Scan the lines below for "diagram"; report the number of lines that contain it, and only that.

BEGIN RECORDS FOR THIS TASK

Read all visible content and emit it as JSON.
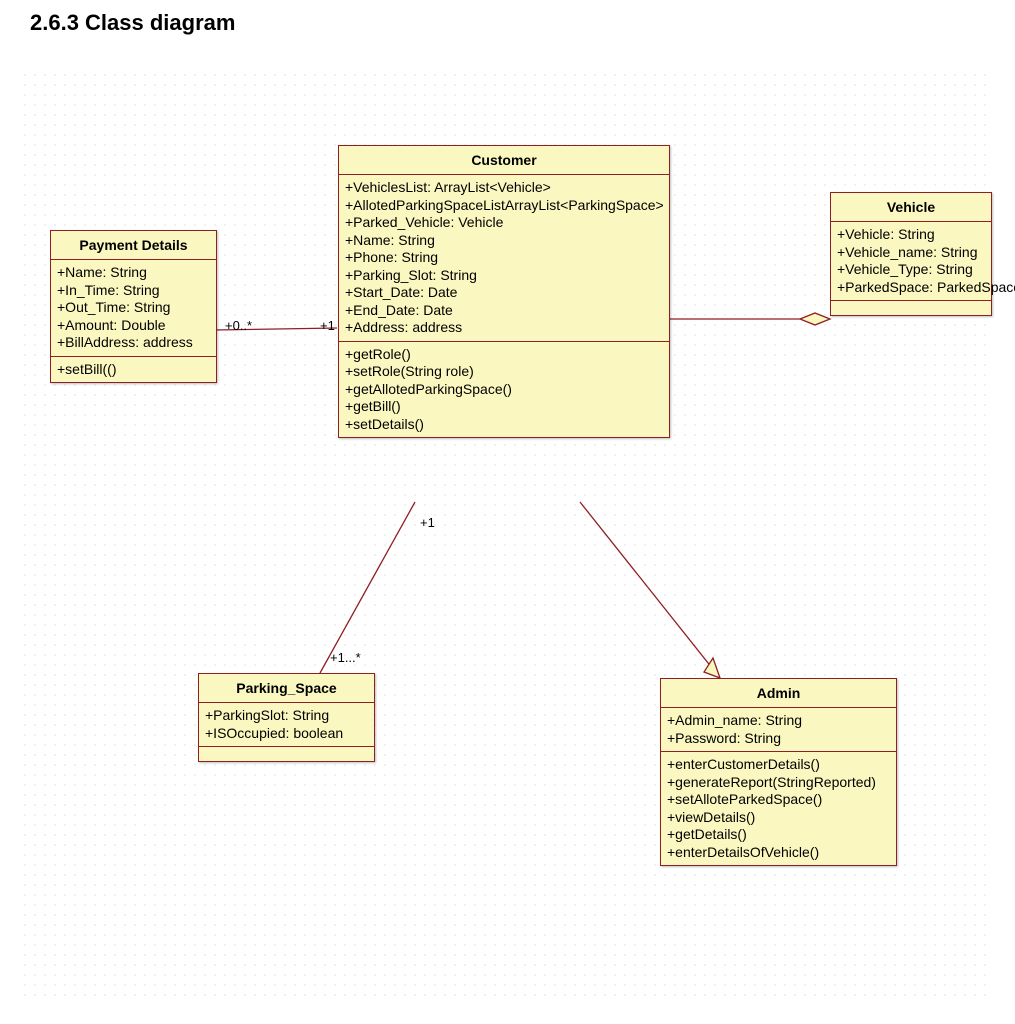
{
  "heading": "2.6.3 Class diagram",
  "classes": {
    "customer": {
      "name": "Customer",
      "attributes": [
        "+VehiclesList: ArrayList<Vehicle>",
        "+AllotedParkingSpaceListArrayList<ParkingSpace>",
        "+Parked_Vehicle: Vehicle",
        "+Name: String",
        "+Phone: String",
        "+Parking_Slot: String",
        "+Start_Date: Date",
        "+End_Date: Date",
        "+Address: address"
      ],
      "operations": [
        "+getRole()",
        "+setRole(String role)",
        "+getAllotedParkingSpace()",
        "+getBill()",
        "+setDetails()"
      ]
    },
    "payment": {
      "name": "Payment Details",
      "attributes": [
        "+Name: String",
        "+In_Time: String",
        "+Out_Time: String",
        "+Amount: Double",
        "+BillAddress: address"
      ],
      "operations": [
        "+setBill(()"
      ]
    },
    "vehicle": {
      "name": "Vehicle",
      "attributes": [
        "+Vehicle: String",
        "+Vehicle_name: String",
        "+Vehicle_Type: String",
        "+ParkedSpace: ParkedSpace"
      ],
      "operations": []
    },
    "parking": {
      "name": "Parking_Space",
      "attributes": [
        "+ParkingSlot: String",
        "+ISOccupied: boolean"
      ],
      "operations": []
    },
    "admin": {
      "name": "Admin",
      "attributes": [
        "+Admin_name: String",
        "+Password: String"
      ],
      "operations": [
        "+enterCustomerDetails()",
        "+generateReport(StringReported)",
        "+setAlloteParkedSpace()",
        "+viewDetails()",
        "+getDetails()",
        "+enterDetailsOfVehicle()"
      ]
    }
  },
  "multiplicities": {
    "payment_customer_left": "+0..*",
    "payment_customer_right": "+1",
    "customer_parking_top": "+1",
    "customer_parking_bottom": "+1...*"
  },
  "chart_data": {
    "type": "uml-class-diagram",
    "classes": [
      {
        "id": "Customer",
        "attributes": [
          "+VehiclesList: ArrayList<Vehicle>",
          "+AllotedParkingSpaceListArrayList<ParkingSpace>",
          "+Parked_Vehicle: Vehicle",
          "+Name: String",
          "+Phone: String",
          "+Parking_Slot: String",
          "+Start_Date: Date",
          "+End_Date: Date",
          "+Address: address"
        ],
        "operations": [
          "+getRole()",
          "+setRole(String role)",
          "+getAllotedParkingSpace()",
          "+getBill()",
          "+setDetails()"
        ]
      },
      {
        "id": "Payment Details",
        "attributes": [
          "+Name: String",
          "+In_Time: String",
          "+Out_Time: String",
          "+Amount: Double",
          "+BillAddress: address"
        ],
        "operations": [
          "+setBill(()"
        ]
      },
      {
        "id": "Vehicle",
        "attributes": [
          "+Vehicle: String",
          "+Vehicle_name: String",
          "+Vehicle_Type: String",
          "+ParkedSpace: ParkedSpace"
        ],
        "operations": []
      },
      {
        "id": "Parking_Space",
        "attributes": [
          "+ParkingSlot: String",
          "+ISOccupied: boolean"
        ],
        "operations": []
      },
      {
        "id": "Admin",
        "attributes": [
          "+Admin_name: String",
          "+Password: String"
        ],
        "operations": [
          "+enterCustomerDetails()",
          "+generateReport(StringReported)",
          "+setAlloteParkedSpace()",
          "+viewDetails()",
          "+getDetails()",
          "+enterDetailsOfVehicle()"
        ]
      }
    ],
    "relationships": [
      {
        "from": "Payment Details",
        "to": "Customer",
        "type": "association",
        "from_mult": "0..*",
        "to_mult": "1"
      },
      {
        "from": "Customer",
        "to": "Vehicle",
        "type": "aggregation",
        "aggregate_at": "Vehicle"
      },
      {
        "from": "Customer",
        "to": "Parking_Space",
        "type": "association",
        "from_mult": "1",
        "to_mult": "1..*"
      },
      {
        "from": "Admin",
        "to": "Customer",
        "type": "generalization",
        "parent": "Customer"
      }
    ]
  }
}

END RECORDS FOR THIS TASK

• [OUTPUT]: 2